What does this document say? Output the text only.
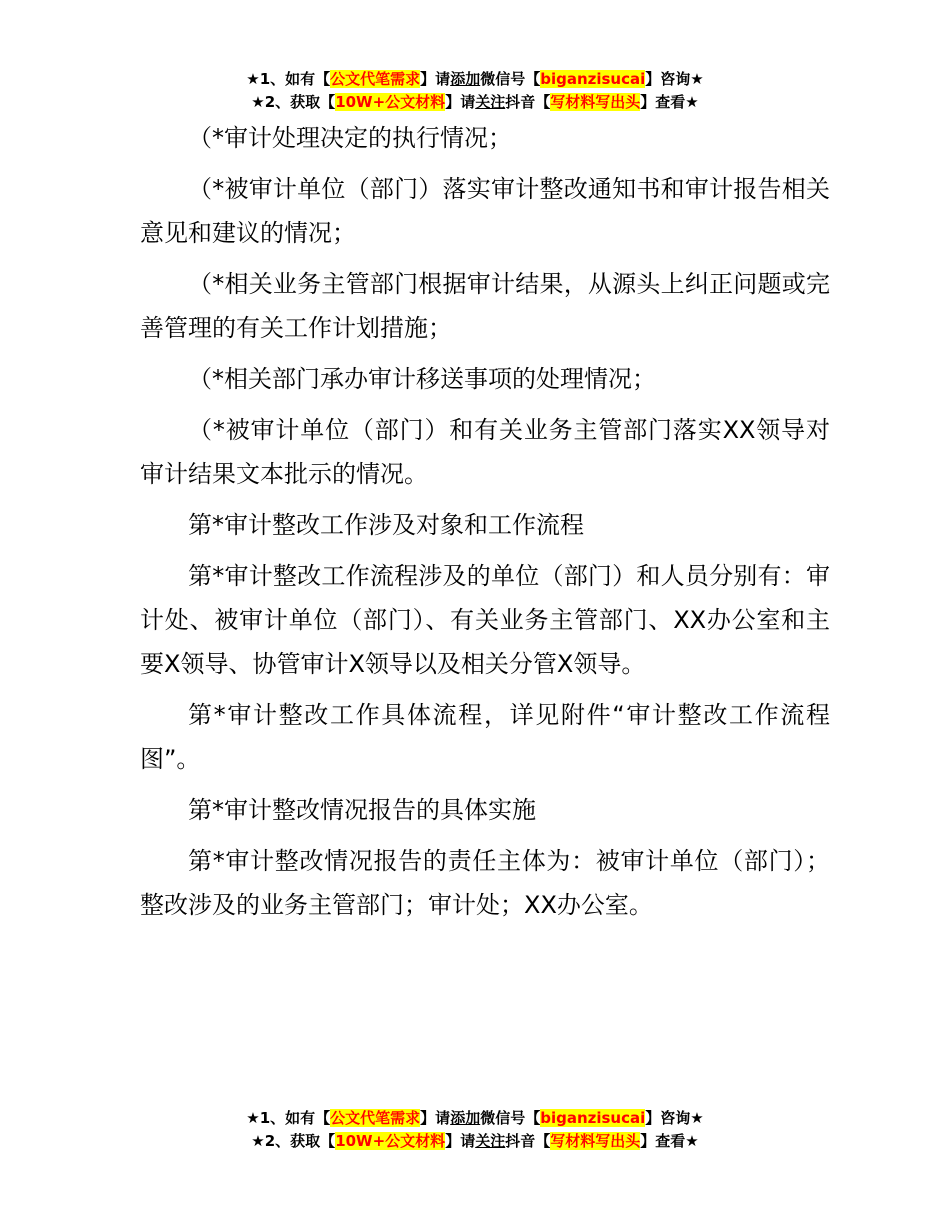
★1、如有【公文代笔需求】请添加微信号【biganzisucai】咨询★
★2、获取【10W+公文材料】请关注抖音【写材料写出头】查看★

（*审计处理决定的执行情况；

（*被审计单位（部门）落实审计整改通知书和审计报告相关意见和建议的情况；

（*相关业务主管部门根据审计结果，从源头上纠正问题或完善管理的有关工作计划措施；

（*相关部门承办审计移送事项的处理情况；

（*被审计单位（部门）和有关业务主管部门落实XX领导对审计结果文本批示的情况。

第*审计整改工作涉及对象和工作流程

第*审计整改工作流程涉及的单位（部门）和人员分别有：审计处、被审计单位（部门）、有关业务主管部门、XX办公室和主要X领导、协管审计X领导以及相关分管X领导。

第*审计整改工作具体流程，详见附件“审计整改工作流程图”。

第*审计整改情况报告的具体实施

第*审计整改情况报告的责任主体为：被审计单位（部门）；整改涉及的业务主管部门；审计处；XX办公室。

★1、如有【公文代笔需求】请添加微信号【biganzisucai】咨询★
★2、获取【10W+公文材料】请关注抖音【写材料写出头】查看★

▬▬▬▬▬▬

*Problem*: Retype everything in the material word for word, minus pictures.

*Solution below*:
What does this document say? Output the text only.
★1、如有【公文代笔需求】请添加微信号【biganzisucai】咨询★
★2、获取【10W+公文材料】请关注抖音【写材料写出头】查看★

（*审计处理决定的执行情况；

（*被审计单位（部门）落实审计整改通知书和审计报告相关意见和建议的情况；

（*相关业务主管部门根据审计结果，从源头上纠正问题或完善管理的有关工作计划措施；

（*相关部门承办审计移送事项的处理情况；

（*被审计单位（部门）和有关业务主管部门落实XX领导对审计结果文本批示的情况。

第*审计整改工作涉及对象和工作流程

第*审计整改工作流程涉及的单位（部门）和人员分别有：审计处、被审计单位（部门）、有关业务主管部门、XX办公室和主要X领导、协管审计X领导以及相关分管X领导。

第*审计整改工作具体流程，详见附件“审计整改工作流程图”。

第*审计整改情况报告的具体实施

第*审计整改情况报告的责任主体为：被审计单位（部门）；整改涉及的业务主管部门；审计处；XX办公室。

★1、如有【公文代笔需求】请添加微信号【biganzisucai】咨询★
★2、获取【10W+公文材料】请关注抖音【写材料写出头】查看★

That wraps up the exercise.